◆ Items:

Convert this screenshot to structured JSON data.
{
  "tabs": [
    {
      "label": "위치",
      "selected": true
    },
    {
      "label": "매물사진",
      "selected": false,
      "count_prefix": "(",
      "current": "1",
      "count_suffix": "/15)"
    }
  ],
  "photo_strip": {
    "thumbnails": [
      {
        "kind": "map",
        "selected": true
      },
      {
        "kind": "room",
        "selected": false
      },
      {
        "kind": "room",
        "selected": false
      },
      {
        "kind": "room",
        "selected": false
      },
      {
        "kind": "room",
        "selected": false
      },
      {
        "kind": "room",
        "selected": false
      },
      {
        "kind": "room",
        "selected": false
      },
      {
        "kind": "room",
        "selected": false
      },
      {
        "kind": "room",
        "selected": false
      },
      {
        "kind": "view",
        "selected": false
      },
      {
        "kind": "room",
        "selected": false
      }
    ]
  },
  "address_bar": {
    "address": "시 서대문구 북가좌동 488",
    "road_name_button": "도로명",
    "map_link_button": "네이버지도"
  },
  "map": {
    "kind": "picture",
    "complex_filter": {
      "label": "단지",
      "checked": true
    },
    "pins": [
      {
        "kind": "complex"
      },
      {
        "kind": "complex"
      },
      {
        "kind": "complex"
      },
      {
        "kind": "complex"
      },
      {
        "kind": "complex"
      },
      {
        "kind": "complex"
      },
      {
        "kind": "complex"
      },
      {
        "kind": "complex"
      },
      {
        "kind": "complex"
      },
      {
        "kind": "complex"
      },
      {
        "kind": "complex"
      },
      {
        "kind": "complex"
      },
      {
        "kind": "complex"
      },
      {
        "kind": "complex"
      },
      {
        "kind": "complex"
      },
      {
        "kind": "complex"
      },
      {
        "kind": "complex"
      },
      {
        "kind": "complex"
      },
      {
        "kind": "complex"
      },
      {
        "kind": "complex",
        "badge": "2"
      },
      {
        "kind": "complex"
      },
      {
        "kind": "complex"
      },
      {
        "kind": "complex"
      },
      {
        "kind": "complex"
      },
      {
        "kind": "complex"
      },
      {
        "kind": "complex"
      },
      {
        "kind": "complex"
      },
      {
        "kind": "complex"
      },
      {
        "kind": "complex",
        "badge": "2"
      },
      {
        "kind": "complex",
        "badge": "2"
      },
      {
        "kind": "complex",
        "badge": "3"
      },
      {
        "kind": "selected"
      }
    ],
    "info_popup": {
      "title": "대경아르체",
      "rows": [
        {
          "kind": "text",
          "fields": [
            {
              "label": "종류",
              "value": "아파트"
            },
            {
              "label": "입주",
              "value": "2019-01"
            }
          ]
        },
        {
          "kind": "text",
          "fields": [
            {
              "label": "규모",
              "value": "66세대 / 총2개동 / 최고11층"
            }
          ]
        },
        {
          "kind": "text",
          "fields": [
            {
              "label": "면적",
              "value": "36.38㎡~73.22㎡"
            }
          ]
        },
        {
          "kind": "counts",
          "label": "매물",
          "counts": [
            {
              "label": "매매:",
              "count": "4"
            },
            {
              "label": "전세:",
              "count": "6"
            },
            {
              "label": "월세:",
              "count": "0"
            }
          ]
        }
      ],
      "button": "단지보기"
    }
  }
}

◆ Description of the task: Return the entries in full, keeping every line exactly as it is.

◆ Answer to the task:
Convert this screenshot to structured JSON data.
{
  "tabs": [
    {
      "label": "위치",
      "selected": true
    },
    {
      "label": "매물사진",
      "selected": false,
      "count_prefix": "(",
      "current": "1",
      "count_suffix": "/15)"
    }
  ],
  "photo_strip": {
    "thumbnails": [
      {
        "kind": "map",
        "selected": true
      },
      {
        "kind": "room",
        "selected": false
      },
      {
        "kind": "room",
        "selected": false
      },
      {
        "kind": "room",
        "selected": false
      },
      {
        "kind": "room",
        "selected": false
      },
      {
        "kind": "room",
        "selected": false
      },
      {
        "kind": "room",
        "selected": false
      },
      {
        "kind": "room",
        "selected": false
      },
      {
        "kind": "room",
        "selected": false
      },
      {
        "kind": "view",
        "selected": false
      },
      {
        "kind": "room",
        "selected": false
      }
    ]
  },
  "address_bar": {
    "address": "시 서대문구 북가좌동 488",
    "road_name_button": "도로명",
    "map_link_button": "네이버지도"
  },
  "map": {
    "kind": "picture",
    "complex_filter": {
      "label": "단지",
      "checked": true
    },
    "pins": [
      {
        "kind": "complex"
      },
      {
        "kind": "complex"
      },
      {
        "kind": "complex"
      },
      {
        "kind": "complex"
      },
      {
        "kind": "complex"
      },
      {
        "kind": "complex"
      },
      {
        "kind": "complex"
      },
      {
        "kind": "complex"
      },
      {
        "kind": "complex"
      },
      {
        "kind": "complex"
      },
      {
        "kind": "complex"
      },
      {
        "kind": "complex"
      },
      {
        "kind": "complex"
      },
      {
        "kind": "complex"
      },
      {
        "kind": "complex"
      },
      {
        "kind": "complex"
      },
      {
        "kind": "complex"
      },
      {
        "kind": "complex"
      },
      {
        "kind": "complex"
      },
      {
        "kind": "complex",
        "badge": "2"
      },
      {
        "kind": "complex"
      },
      {
        "kind": "complex"
      },
      {
        "kind": "complex"
      },
      {
        "kind": "complex"
      },
      {
        "kind": "complex"
      },
      {
        "kind": "complex"
      },
      {
        "kind": "complex"
      },
      {
        "kind": "complex"
      },
      {
        "kind": "complex",
        "badge": "2"
      },
      {
        "kind": "complex",
        "badge": "2"
      },
      {
        "kind": "complex",
        "badge": "3"
      },
      {
        "kind": "selected"
      }
    ],
    "info_popup": {
      "title": "대경아르체",
      "rows": [
        {
          "kind": "text",
          "fields": [
            {
              "label": "종류",
              "value": "아파트"
            },
            {
              "label": "입주",
              "value": "2019-01"
            }
          ]
        },
        {
          "kind": "text",
          "fields": [
            {
              "label": "규모",
              "value": "66세대 / 총2개동 / 최고11층"
            }
          ]
        },
        {
          "kind": "text",
          "fields": [
            {
              "label": "면적",
              "value": "36.38㎡~73.22㎡"
            }
          ]
        },
        {
          "kind": "counts",
          "label": "매물",
          "counts": [
            {
              "label": "매매:",
              "count": "4"
            },
            {
              "label": "전세:",
              "count": "6"
            },
            {
              "label": "월세:",
              "count": "0"
            }
          ]
        }
      ],
      "button": "단지보기"
    }
  }
}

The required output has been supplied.